## Exercise instructions
List each line of the data in which the string "社交媒体已成为人们日常生活的重要组成部分" appears.

## Entries shown
■ ■ ■ ■ ■ ■ ■

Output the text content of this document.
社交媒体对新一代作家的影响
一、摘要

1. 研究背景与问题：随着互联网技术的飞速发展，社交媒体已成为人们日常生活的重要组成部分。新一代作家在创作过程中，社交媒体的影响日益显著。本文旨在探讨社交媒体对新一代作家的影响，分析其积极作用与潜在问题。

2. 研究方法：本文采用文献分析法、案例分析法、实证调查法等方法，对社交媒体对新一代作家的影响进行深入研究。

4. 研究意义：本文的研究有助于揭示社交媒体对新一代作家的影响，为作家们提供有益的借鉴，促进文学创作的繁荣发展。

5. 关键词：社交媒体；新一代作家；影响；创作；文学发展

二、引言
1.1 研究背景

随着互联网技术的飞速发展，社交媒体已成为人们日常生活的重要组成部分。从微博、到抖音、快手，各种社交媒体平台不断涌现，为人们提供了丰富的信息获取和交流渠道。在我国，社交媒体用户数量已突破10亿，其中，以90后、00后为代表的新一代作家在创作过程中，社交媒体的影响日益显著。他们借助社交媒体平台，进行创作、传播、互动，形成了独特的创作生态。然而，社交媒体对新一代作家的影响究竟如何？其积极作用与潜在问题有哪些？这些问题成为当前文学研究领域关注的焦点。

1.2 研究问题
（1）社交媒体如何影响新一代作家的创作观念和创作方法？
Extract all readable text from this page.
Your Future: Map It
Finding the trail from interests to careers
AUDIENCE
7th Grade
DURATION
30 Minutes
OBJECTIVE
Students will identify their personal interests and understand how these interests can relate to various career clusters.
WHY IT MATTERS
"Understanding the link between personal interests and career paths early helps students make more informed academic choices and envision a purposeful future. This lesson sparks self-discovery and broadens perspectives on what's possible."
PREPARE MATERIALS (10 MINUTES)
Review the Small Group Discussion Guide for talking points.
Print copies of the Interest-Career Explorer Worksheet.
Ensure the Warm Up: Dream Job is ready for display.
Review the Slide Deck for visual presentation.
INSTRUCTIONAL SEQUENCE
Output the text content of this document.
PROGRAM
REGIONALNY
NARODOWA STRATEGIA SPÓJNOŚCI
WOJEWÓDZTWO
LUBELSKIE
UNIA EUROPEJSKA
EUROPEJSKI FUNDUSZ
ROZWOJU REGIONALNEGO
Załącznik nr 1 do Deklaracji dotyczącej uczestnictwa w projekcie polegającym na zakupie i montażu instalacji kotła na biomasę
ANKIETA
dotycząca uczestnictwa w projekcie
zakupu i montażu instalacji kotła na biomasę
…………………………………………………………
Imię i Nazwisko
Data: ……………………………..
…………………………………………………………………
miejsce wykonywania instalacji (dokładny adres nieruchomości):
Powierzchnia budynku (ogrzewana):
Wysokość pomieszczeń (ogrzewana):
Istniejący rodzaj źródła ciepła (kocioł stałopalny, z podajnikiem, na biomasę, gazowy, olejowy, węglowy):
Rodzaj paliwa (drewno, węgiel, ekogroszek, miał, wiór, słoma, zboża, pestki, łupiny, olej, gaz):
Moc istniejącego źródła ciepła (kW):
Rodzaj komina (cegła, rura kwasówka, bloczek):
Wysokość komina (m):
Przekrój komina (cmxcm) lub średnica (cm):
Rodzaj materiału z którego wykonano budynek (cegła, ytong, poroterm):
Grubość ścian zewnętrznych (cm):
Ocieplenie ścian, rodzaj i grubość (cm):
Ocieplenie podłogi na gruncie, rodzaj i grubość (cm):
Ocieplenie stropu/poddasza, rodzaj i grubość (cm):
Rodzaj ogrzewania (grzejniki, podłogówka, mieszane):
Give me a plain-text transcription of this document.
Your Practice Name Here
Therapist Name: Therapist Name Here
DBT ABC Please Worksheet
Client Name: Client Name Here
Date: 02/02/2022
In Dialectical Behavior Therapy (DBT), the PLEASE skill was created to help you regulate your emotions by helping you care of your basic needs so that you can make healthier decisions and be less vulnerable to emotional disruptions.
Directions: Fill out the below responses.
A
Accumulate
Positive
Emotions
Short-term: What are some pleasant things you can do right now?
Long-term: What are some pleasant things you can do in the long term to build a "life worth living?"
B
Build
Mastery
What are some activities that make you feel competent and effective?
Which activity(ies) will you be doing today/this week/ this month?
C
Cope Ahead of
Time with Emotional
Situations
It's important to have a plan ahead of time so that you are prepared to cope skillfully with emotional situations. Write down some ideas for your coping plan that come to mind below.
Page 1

■ ■ ■ ■ ■ ■ ■

## Worked solution
1. 研究背景与问题：随着互联网技术的飞速发展，社交媒体已成为人们日常生活的重要组成部分。新一代作家在创作过程中，社交媒体的影响日益显著。本文旨在探讨社交媒体对新一代作家的影响，分析其积极作用与潜在问题。
随着互联网技术的飞速发展，社交媒体已成为人们日常生活的重要组成部分。从微博、到抖音、快手，各种社交媒体平台不断涌现，为人们提供了丰富的信息获取和交流渠道。在我国，社交媒体用户数量已突破10亿，其中，以90后、00后为代表的新一代作家在创作过程中，社交媒体的影响日益显著。他们借助社交媒体平台，进行创作、传播、互动，形成了独特的创作生态。然而，社交媒体对新一代作家的影响究竟如何？其积极作用与潜在问题有哪些？这些问题成为当前文学研究领域关注的焦点。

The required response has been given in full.